REQUIRED TASK: Identify and pull out each line of the entries in which "text" occurs.

GIVEN DATA:
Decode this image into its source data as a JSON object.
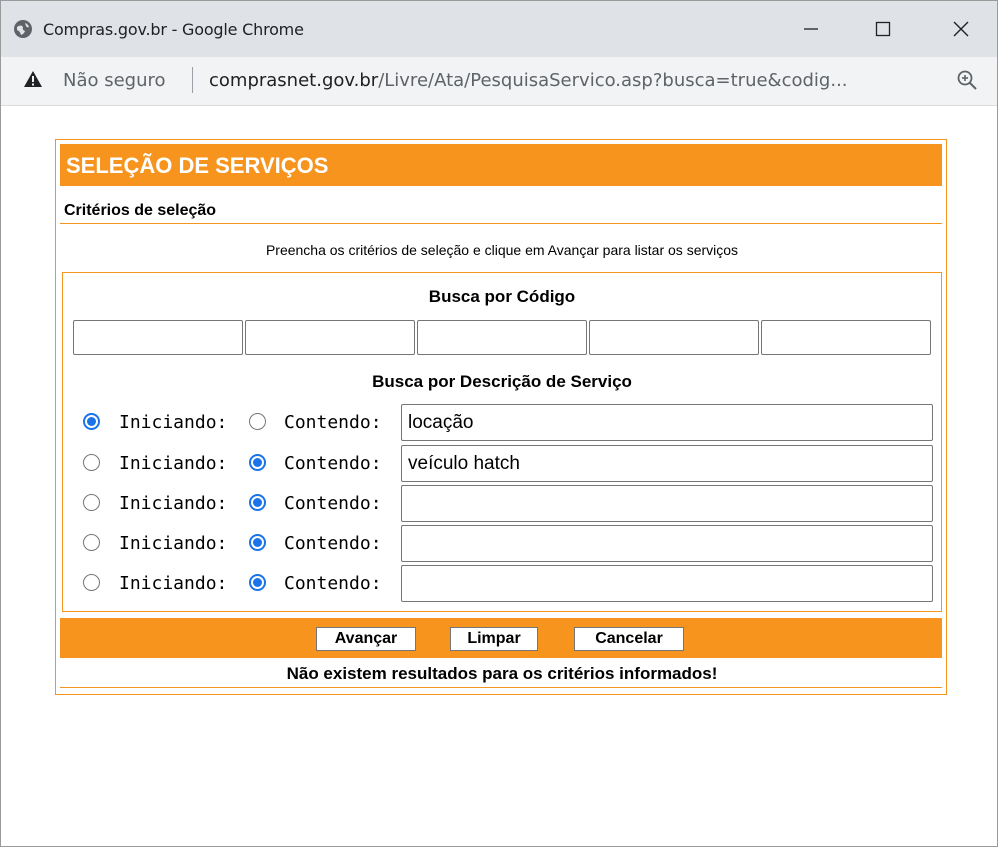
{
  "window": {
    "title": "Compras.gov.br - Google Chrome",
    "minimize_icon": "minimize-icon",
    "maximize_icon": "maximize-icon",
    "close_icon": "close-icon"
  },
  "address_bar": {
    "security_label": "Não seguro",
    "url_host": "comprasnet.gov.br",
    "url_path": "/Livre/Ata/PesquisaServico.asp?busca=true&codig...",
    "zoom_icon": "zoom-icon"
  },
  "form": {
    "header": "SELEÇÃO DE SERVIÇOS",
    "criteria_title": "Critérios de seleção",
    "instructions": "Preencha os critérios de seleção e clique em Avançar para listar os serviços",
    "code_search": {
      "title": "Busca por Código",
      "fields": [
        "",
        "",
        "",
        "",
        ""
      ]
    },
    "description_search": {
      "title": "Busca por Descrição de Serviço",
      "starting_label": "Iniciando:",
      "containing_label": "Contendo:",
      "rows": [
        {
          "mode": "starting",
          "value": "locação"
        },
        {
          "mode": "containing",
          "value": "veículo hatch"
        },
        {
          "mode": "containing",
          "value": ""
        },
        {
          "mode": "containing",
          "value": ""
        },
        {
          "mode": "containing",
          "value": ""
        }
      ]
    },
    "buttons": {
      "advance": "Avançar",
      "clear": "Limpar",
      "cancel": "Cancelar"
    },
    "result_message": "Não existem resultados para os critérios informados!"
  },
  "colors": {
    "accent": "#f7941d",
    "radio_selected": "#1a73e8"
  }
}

* * *

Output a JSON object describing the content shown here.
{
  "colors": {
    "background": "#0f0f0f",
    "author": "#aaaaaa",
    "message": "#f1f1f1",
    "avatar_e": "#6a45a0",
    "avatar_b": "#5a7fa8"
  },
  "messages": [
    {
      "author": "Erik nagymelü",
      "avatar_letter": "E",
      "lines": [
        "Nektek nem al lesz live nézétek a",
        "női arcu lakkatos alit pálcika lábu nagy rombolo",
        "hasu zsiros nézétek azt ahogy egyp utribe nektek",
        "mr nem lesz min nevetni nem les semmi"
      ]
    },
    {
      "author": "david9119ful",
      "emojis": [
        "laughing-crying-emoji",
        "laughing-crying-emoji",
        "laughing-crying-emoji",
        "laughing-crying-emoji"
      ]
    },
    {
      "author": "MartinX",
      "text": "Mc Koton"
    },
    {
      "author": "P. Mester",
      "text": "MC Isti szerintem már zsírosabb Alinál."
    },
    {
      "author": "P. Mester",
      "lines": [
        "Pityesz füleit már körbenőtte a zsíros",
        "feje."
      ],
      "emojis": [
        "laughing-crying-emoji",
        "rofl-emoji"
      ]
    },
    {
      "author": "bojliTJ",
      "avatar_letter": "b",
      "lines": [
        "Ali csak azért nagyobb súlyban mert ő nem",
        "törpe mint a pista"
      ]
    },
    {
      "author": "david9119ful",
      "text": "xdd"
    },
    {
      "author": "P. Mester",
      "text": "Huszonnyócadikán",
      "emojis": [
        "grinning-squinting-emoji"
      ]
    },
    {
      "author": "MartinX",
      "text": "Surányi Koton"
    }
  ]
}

CORRECT RESPONSE:
      "text": "Mc Koton"
      "text": "MC Isti szerintem már zsírosabb Alinál."
      "text": "xdd"
      "text": "Huszonnyócadikán",
      "text": "Surányi Koton"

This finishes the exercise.